> The records:
-*-*-

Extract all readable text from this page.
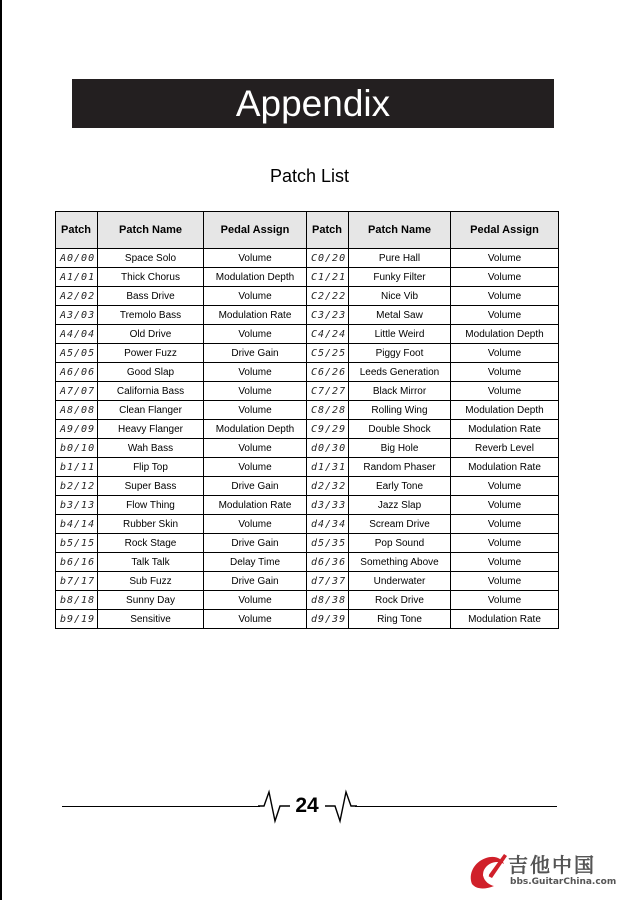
Appendix
Patch List
Patch	Patch Name	Pedal Assign	Patch	Patch Name	Pedal Assign
A0/00	Space Solo	Volume	C0/20	Pure Hall	Volume
A1/01	Thick Chorus	Modulation Depth	C1/21	Funky Filter	Volume
A2/02	Bass Drive	Volume	C2/22	Nice Vib	Volume
A3/03	Tremolo Bass	Modulation Rate	C3/23	Metal Saw	Volume
A4/04	Old Drive	Volume	C4/24	Little Weird	Modulation Depth
A5/05	Power Fuzz	Drive Gain	C5/25	Piggy Foot	Volume
A6/06	Good Slap	Volume	C6/26	Leeds Generation	Volume
A7/07	California Bass	Volume	C7/27	Black Mirror	Volume
A8/08	Clean Flanger	Volume	C8/28	Rolling Wing	Modulation Depth
A9/09	Heavy Flanger	Modulation Depth	C9/29	Double Shock	Modulation Rate
b0/10	Wah Bass	Volume	d0/30	Big Hole	Reverb Level
b1/11	Flip Top	Volume	d1/31	Random Phaser	Modulation Rate
b2/12	Super Bass	Drive Gain	d2/32	Early Tone	Volume
b3/13	Flow Thing	Modulation Rate	d3/33	Jazz Slap	Volume
b4/14	Rubber Skin	Volume	d4/34	Scream Drive	Volume
b5/15	Rock Stage	Drive Gain	d5/35	Pop Sound	Volume
b6/16	Talk Talk	Delay Time	d6/36	Something Above	Volume
b7/17	Sub Fuzz	Drive Gain	d7/37	Underwater	Volume
b8/18	Sunny Day	Volume	d8/38	Rock Drive	Volume
b9/19	Sensitive	Volume	d9/39	Ring Tone	Modulation Rate
24
吉他中国
bbs.GuitarChina.com
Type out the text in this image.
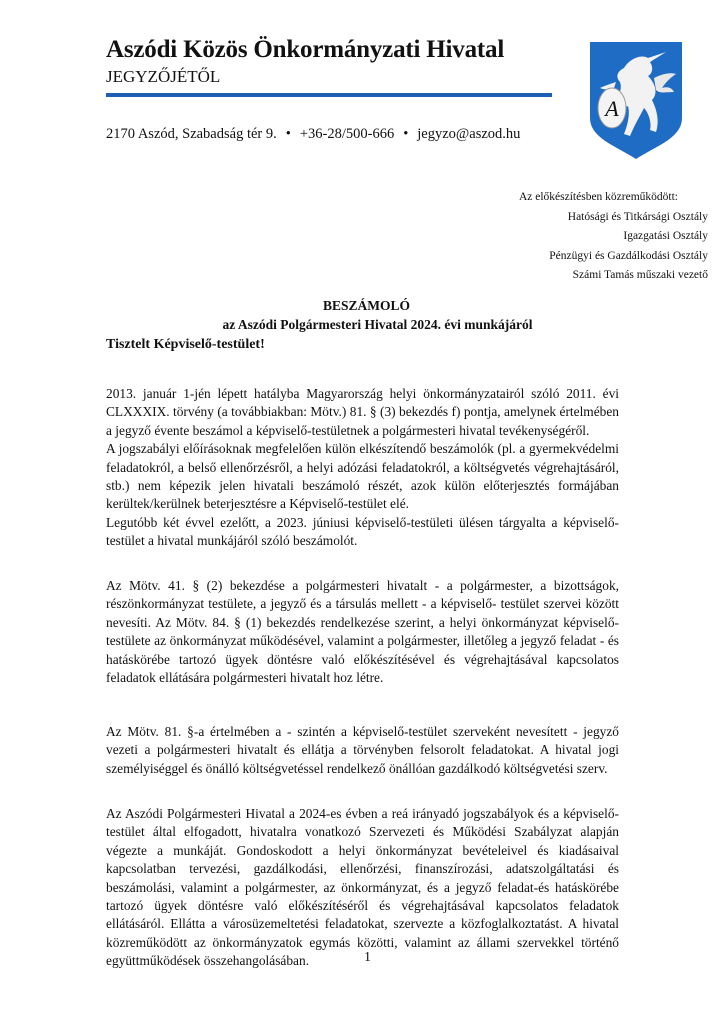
Aszódi Közös Önkormányzati Hivatal
JEGYZŐJÉTŐL
2170 Aszód, Szabadság tér 9. • +36-28/500-666 • jegyzo@aszod.hu
A
Az előkészítésben közreműködött:
Hatósági és Titkársági Osztály
Igazgatási Osztály
Pénzügyi és Gazdálkodási Osztály
Számi Tamás műszaki vezető
BESZÁMOLÓ
az Aszódi Polgármesteri Hivatal 2024. évi munkájáról
Tisztelt Képviselő-testület!

2013. január 1-jén lépett hatályba Magyarország helyi önkormányzatairól szóló 2011. évi CLXXXIX. törvény (a továbbiakban: Mötv.) 81. § (3) bekezdés f) pontja, amelynek értelmében a jegyző évente beszámol a képviselő-testületnek a polgármesteri hivatal tevékenységéről.

A jogszabályi előírásoknak megfelelően külön elkészítendő beszámolók (pl. a gyermekvédelmi feladatokról, a belső ellenőrzésről, a helyi adózási feladatokról, a költségvetés végrehajtásáról, stb.) nem képezik jelen hivatali beszámoló részét, azok külön előterjesztés formájában kerültek/kerülnek beterjesztésre a Képviselő-testület elé.

Legutóbb két évvel ezelőtt, a 2023. júniusi képviselő-testületi ülésen tárgyalta a képviselő-testület a hivatal munkájáról szóló beszámolót.

Az Mötv. 41. § (2) bekezdése a polgármesteri hivatalt - a polgármester, a bizottságok, részönkormányzat testülete, a jegyző és a társulás mellett - a képviselő- testület szervei között nevesíti. Az Mötv. 84. § (1) bekezdés rendelkezése szerint, a helyi önkormányzat képviselő-testülete az önkormányzat működésével, valamint a polgármester, illetőleg a jegyző feladat - és hatáskörébe tartozó ügyek döntésre való előkészítésével és végrehajtásával kapcsolatos feladatok ellátására polgármesteri hivatalt hoz létre.

Az Mötv. 81. §-a értelmében a - szintén a képviselő-testület szerveként nevesített - jegyző vezeti a polgármesteri hivatalt és ellátja a törvényben felsorolt feladatokat. A hivatal jogi személyiséggel és önálló költségvetéssel rendelkező önállóan gazdálkodó költségvetési szerv.

Az Aszódi Polgármesteri Hivatal a 2024-es évben a reá irányadó jogszabályok és a képviselő-testület által elfogadott, hivatalra vonatkozó Szervezeti és Működési Szabályzat alapján végezte a munkáját. Gondoskodott a helyi önkormányzat bevételeivel és kiadásaival kapcsolatban tervezési, gazdálkodási, ellenőrzési, finanszírozási, adatszolgáltatási és beszámolási, valamint a polgármester, az önkormányzat, és a jegyző feladat-és hatáskörébe tartozó ügyek döntésre való előkészítéséről és végrehajtásával kapcsolatos feladatok ellátásáról. Ellátta a városüzemeltetési feladatokat, szervezte a közfoglalkoztatást. A hivatal közreműködött az önkormányzatok egymás közötti, valamint az állami szervekkel történő együttműködések összehangolásában.	1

-*-*-

> Task description: Extract from the material all lines containing the string "hivatalt".

> Full answer:
Az Mötv. 41. § (2) bekezdése a polgármesteri hivatalt - a polgármester, a bizottságok, részönkormányzat testülete, a jegyző és a társulás mellett - a képviselő- testület szervei között nevesíti. Az Mötv. 84. § (1) bekezdés rendelkezése szerint, a helyi önkormányzat képviselő-testülete az önkormányzat működésével, valamint a polgármester, illetőleg a jegyző feladat - és hatáskörébe tartozó ügyek döntésre való előkészítésével és végrehajtásával kapcsolatos feladatok ellátására polgármesteri hivatalt hoz létre.
Az Mötv. 81. §-a értelmében a - szintén a képviselő-testület szerveként nevesített - jegyző vezeti a polgármesteri hivatalt és ellátja a törvényben felsorolt feladatokat. A hivatal jogi személyiséggel és önálló költségvetéssel rendelkező önállóan gazdálkodó költségvetési szerv.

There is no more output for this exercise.